[Exercise inputs Boundary: Start]

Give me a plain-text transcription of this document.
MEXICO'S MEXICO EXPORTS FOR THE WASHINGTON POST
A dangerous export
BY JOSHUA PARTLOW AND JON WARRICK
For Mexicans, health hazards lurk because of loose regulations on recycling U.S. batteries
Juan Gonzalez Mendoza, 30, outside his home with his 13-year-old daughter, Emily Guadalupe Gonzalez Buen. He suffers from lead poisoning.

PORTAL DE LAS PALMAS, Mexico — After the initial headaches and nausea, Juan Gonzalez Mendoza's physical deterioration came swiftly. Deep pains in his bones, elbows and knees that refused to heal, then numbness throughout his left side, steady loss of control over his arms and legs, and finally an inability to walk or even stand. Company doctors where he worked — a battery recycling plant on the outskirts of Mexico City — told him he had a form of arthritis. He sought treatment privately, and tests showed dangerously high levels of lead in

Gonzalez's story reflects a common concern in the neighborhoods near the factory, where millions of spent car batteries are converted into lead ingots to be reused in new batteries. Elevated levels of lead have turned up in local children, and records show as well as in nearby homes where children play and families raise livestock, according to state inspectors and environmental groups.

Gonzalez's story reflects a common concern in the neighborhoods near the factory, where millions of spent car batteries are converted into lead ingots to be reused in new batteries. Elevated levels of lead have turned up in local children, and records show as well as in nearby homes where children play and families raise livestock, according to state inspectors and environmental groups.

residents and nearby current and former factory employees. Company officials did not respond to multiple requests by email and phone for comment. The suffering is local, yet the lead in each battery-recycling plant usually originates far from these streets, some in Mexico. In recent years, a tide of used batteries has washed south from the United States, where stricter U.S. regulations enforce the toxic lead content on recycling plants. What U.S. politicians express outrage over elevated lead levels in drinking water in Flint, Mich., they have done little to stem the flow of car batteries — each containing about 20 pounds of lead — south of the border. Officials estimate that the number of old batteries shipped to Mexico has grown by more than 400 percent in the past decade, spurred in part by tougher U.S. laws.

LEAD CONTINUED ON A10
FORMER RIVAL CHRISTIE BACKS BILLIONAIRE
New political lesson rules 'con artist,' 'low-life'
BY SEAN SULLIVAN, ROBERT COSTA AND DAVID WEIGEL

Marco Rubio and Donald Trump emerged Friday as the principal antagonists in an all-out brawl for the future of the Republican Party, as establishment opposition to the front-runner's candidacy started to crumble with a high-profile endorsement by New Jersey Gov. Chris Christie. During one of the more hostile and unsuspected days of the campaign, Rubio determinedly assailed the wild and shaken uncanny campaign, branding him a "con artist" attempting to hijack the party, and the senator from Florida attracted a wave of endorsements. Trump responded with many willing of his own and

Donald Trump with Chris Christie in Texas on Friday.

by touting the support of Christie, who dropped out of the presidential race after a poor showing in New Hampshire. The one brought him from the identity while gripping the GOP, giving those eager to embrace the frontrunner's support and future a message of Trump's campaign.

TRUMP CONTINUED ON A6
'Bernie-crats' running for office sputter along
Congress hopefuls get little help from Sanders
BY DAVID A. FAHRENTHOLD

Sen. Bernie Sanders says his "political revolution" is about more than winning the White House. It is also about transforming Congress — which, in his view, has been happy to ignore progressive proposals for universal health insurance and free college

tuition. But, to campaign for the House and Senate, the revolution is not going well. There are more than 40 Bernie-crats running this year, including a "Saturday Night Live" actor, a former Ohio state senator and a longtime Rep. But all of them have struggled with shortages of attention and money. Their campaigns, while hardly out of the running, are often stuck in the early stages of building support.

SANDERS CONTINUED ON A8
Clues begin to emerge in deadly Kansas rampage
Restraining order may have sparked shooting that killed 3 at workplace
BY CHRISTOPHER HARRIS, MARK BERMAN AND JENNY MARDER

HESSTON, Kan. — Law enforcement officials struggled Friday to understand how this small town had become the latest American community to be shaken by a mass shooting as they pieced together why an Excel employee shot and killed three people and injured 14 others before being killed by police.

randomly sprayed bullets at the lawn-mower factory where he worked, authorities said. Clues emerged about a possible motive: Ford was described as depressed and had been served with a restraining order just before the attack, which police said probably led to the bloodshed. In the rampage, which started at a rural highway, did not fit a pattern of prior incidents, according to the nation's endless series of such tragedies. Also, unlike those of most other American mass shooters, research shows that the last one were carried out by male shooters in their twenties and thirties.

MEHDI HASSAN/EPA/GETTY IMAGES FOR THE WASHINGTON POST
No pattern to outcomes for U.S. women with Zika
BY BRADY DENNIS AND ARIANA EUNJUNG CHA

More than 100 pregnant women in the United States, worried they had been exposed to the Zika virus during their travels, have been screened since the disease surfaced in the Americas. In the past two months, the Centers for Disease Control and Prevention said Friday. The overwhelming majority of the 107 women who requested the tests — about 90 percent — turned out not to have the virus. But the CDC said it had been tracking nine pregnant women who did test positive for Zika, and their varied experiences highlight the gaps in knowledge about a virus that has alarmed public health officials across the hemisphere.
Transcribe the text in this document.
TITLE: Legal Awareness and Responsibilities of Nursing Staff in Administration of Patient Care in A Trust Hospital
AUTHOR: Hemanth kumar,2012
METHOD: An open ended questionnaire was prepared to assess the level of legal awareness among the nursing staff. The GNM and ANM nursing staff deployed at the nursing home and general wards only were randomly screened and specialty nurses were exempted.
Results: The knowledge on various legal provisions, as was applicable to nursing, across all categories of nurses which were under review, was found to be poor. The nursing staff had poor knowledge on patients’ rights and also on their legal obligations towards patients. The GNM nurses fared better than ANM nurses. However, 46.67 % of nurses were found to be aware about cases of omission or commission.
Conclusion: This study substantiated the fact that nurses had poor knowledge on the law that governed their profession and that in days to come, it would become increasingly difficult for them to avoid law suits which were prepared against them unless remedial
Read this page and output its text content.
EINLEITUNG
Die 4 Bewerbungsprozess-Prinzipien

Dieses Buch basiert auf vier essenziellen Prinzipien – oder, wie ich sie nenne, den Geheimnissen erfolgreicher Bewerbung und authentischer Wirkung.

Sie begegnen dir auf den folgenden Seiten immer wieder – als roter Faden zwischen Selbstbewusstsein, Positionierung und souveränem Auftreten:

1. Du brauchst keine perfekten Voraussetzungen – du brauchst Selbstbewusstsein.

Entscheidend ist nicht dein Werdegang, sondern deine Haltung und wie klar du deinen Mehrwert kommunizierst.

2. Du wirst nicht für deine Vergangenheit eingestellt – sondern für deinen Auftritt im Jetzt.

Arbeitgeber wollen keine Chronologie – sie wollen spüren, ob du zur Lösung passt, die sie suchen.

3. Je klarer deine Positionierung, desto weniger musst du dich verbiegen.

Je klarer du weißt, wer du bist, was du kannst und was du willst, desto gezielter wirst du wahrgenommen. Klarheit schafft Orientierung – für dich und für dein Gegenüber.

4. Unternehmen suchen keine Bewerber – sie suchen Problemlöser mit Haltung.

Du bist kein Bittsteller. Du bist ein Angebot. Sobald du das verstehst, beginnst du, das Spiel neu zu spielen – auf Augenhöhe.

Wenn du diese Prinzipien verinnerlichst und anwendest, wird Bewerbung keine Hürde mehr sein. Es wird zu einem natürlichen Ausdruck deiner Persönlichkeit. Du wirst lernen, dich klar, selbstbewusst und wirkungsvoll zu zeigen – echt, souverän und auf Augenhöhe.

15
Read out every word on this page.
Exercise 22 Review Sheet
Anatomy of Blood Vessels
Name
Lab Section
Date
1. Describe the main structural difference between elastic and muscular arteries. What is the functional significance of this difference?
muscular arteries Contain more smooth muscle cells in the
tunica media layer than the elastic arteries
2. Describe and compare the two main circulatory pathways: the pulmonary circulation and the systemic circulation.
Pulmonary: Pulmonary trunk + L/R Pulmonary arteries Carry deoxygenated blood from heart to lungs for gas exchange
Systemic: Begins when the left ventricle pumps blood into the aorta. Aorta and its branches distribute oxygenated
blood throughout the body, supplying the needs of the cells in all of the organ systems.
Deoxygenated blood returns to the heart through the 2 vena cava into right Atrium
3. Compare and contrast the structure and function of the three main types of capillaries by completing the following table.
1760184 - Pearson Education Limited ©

[Exercise inputs Boundary: End]

_What the exercise asks_. Write the number of data lines with "shaken", nothing else.

_Response box_. 2